Work to complete = Output nothing but the number of lines that include the word "クエリ文字列".
*** Exercise input ***
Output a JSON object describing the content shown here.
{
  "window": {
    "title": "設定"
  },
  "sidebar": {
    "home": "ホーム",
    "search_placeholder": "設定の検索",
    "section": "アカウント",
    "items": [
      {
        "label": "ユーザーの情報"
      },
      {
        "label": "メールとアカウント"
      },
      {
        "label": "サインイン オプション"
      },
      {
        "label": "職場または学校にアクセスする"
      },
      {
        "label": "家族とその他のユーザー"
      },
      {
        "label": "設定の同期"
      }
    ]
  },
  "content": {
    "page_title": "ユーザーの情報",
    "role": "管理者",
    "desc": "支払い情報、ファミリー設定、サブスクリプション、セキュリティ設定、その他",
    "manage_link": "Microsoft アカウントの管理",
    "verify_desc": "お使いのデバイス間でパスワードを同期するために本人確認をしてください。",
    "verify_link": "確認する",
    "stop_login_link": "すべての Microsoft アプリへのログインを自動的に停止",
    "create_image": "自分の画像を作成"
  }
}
***
*** Exercise input ***
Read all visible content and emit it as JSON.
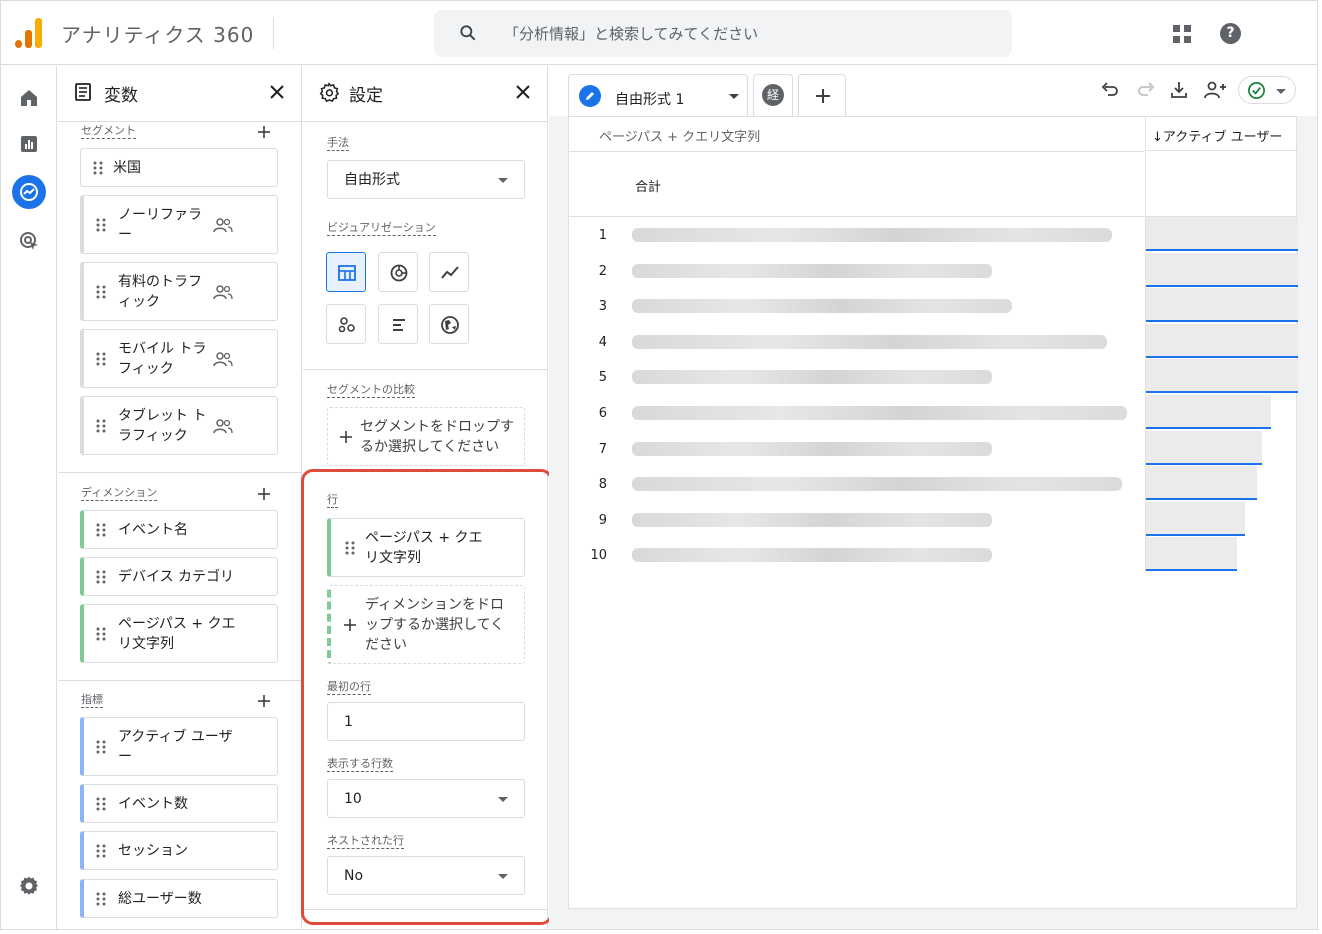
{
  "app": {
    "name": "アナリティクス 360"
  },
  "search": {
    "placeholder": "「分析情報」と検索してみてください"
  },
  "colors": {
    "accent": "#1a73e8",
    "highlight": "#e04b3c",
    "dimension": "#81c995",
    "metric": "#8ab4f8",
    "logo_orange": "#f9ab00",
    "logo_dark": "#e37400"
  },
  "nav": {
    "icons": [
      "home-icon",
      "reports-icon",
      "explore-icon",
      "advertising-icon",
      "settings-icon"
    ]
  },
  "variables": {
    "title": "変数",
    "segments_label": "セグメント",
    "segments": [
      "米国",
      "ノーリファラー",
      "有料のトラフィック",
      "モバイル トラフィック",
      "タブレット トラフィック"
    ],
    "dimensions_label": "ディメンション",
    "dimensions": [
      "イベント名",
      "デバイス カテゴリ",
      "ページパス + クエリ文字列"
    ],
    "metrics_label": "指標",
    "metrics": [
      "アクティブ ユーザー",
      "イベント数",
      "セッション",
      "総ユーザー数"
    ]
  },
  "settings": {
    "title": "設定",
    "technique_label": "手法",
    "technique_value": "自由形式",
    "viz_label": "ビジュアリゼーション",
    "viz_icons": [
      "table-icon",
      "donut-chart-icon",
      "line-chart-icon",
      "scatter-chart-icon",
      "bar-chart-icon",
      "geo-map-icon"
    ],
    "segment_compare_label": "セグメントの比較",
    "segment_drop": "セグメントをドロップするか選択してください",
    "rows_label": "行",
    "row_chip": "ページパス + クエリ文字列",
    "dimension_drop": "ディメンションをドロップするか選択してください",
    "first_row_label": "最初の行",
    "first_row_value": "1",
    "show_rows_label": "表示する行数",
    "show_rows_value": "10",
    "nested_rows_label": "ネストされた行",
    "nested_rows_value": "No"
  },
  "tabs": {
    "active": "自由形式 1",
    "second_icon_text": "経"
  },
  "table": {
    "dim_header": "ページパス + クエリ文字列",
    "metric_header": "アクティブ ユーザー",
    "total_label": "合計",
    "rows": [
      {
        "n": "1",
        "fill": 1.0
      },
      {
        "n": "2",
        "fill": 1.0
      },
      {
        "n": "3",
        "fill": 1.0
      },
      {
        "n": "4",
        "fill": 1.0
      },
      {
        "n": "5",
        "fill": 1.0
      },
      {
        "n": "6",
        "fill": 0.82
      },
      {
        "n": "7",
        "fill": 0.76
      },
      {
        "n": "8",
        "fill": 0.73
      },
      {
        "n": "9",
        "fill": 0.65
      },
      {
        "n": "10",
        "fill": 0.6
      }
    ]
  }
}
***
Task output = 3